[TASK DIRECTIONS] Copy out everything from the start of the records down to the line containing "echo-cell xyxy=(247,400,250,403)", reproducing each line without changes.

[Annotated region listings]

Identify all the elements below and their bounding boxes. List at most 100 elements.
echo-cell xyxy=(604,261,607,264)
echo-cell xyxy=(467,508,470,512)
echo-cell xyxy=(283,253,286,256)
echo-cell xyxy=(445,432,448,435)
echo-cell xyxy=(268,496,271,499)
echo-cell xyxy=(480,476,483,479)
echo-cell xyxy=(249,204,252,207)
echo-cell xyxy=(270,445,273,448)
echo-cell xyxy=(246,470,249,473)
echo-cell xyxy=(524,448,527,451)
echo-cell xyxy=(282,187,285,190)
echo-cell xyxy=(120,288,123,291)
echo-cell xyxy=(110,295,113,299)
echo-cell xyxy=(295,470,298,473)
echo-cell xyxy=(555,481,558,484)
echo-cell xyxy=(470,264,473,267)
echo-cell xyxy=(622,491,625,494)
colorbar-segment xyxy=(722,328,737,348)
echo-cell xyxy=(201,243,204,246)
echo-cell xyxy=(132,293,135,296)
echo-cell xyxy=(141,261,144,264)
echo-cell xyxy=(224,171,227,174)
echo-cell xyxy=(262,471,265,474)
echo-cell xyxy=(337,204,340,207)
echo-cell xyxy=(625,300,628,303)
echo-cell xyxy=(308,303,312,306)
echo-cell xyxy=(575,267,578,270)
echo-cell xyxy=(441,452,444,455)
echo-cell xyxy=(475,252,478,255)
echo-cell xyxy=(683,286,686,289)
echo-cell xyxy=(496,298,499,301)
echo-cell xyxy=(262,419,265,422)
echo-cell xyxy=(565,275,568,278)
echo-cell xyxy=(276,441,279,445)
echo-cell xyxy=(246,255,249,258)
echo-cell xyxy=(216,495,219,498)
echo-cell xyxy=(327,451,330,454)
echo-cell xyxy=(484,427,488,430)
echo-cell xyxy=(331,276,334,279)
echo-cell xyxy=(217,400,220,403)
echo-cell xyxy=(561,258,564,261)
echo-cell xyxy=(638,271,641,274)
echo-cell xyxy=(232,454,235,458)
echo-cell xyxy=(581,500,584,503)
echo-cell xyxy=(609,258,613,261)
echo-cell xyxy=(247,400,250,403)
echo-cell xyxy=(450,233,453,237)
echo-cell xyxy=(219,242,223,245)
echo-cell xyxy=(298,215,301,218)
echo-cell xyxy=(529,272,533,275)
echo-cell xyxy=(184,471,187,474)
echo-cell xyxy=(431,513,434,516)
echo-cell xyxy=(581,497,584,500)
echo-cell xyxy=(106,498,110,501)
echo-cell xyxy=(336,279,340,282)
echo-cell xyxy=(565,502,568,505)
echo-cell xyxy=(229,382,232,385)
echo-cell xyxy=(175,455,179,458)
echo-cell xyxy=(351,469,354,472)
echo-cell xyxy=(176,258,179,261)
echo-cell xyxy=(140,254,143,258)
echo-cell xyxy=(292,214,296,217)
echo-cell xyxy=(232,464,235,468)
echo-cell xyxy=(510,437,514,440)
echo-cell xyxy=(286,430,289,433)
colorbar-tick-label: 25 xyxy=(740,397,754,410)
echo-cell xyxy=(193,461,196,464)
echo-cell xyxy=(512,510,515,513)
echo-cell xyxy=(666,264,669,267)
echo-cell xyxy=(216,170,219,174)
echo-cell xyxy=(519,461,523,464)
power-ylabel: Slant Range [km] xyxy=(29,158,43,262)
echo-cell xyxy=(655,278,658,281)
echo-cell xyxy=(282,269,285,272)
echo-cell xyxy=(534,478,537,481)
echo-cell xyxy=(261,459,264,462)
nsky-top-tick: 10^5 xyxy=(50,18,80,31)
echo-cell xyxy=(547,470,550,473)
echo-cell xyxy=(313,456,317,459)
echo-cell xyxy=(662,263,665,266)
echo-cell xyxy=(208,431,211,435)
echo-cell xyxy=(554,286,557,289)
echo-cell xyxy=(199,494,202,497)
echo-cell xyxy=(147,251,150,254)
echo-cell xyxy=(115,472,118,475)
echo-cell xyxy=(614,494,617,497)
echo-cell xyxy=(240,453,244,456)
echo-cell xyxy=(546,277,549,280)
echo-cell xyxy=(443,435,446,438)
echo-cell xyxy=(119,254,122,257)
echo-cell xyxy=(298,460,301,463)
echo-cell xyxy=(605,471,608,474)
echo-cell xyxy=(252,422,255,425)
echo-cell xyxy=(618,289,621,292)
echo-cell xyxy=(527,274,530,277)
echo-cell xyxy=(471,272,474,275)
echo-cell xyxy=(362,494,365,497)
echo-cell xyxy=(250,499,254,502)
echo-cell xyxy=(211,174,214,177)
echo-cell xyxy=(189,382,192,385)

[RESULT BELOW]
Identify all the elements below and their bounding boxes. List at most 100 elements.
echo-cell xyxy=(604,261,607,264)
echo-cell xyxy=(467,508,470,512)
echo-cell xyxy=(283,253,286,256)
echo-cell xyxy=(445,432,448,435)
echo-cell xyxy=(268,496,271,499)
echo-cell xyxy=(480,476,483,479)
echo-cell xyxy=(249,204,252,207)
echo-cell xyxy=(270,445,273,448)
echo-cell xyxy=(246,470,249,473)
echo-cell xyxy=(524,448,527,451)
echo-cell xyxy=(282,187,285,190)
echo-cell xyxy=(120,288,123,291)
echo-cell xyxy=(110,295,113,299)
echo-cell xyxy=(295,470,298,473)
echo-cell xyxy=(555,481,558,484)
echo-cell xyxy=(470,264,473,267)
echo-cell xyxy=(622,491,625,494)
colorbar-segment xyxy=(722,328,737,348)
echo-cell xyxy=(201,243,204,246)
echo-cell xyxy=(132,293,135,296)
echo-cell xyxy=(141,261,144,264)
echo-cell xyxy=(224,171,227,174)
echo-cell xyxy=(262,471,265,474)
echo-cell xyxy=(337,204,340,207)
echo-cell xyxy=(625,300,628,303)
echo-cell xyxy=(308,303,312,306)
echo-cell xyxy=(575,267,578,270)
echo-cell xyxy=(441,452,444,455)
echo-cell xyxy=(475,252,478,255)
echo-cell xyxy=(683,286,686,289)
echo-cell xyxy=(496,298,499,301)
echo-cell xyxy=(262,419,265,422)
echo-cell xyxy=(565,275,568,278)
echo-cell xyxy=(276,441,279,445)
echo-cell xyxy=(246,255,249,258)
echo-cell xyxy=(216,495,219,498)
echo-cell xyxy=(327,451,330,454)
echo-cell xyxy=(484,427,488,430)
echo-cell xyxy=(331,276,334,279)
echo-cell xyxy=(217,400,220,403)
echo-cell xyxy=(561,258,564,261)
echo-cell xyxy=(638,271,641,274)
echo-cell xyxy=(232,454,235,458)
echo-cell xyxy=(581,500,584,503)
echo-cell xyxy=(609,258,613,261)
echo-cell xyxy=(247,400,250,403)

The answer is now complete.